## [What is asked]
In the listing below, locate the lines that hold "UltraViewer" and copy them.

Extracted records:

■ ■ ■ ■ ■ ■ ■

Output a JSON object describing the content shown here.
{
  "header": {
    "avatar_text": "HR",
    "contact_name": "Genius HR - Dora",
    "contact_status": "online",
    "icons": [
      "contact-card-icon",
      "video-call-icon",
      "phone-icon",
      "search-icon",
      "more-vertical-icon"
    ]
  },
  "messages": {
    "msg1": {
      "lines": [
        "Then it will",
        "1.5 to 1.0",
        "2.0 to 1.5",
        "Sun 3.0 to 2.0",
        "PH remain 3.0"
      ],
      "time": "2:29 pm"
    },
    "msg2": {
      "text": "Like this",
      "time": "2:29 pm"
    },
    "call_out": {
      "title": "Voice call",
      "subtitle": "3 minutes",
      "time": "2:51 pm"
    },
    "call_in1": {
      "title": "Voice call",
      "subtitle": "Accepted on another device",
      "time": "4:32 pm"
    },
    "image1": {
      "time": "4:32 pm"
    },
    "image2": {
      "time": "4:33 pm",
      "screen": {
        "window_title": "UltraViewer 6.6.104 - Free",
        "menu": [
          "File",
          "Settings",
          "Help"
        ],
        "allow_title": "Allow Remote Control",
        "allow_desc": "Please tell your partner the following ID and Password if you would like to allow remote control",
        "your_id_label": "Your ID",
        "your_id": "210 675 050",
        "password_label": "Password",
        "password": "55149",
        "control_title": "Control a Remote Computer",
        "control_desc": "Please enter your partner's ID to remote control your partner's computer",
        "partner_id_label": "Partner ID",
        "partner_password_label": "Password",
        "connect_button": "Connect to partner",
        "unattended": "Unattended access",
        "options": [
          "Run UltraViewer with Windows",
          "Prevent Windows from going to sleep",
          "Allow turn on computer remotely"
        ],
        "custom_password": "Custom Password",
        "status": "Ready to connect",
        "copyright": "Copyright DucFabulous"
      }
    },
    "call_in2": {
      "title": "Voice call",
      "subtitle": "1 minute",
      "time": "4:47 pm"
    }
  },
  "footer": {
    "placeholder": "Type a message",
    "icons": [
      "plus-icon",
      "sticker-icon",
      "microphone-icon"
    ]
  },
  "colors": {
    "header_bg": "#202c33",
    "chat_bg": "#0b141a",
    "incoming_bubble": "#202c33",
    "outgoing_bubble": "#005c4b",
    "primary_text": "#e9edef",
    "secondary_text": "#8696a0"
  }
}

■ ■ ■ ■ ■ ■ ■

## [Right answer]
        "window_title": "UltraViewer 6.6.104 - Free",
          "Run UltraViewer with Windows",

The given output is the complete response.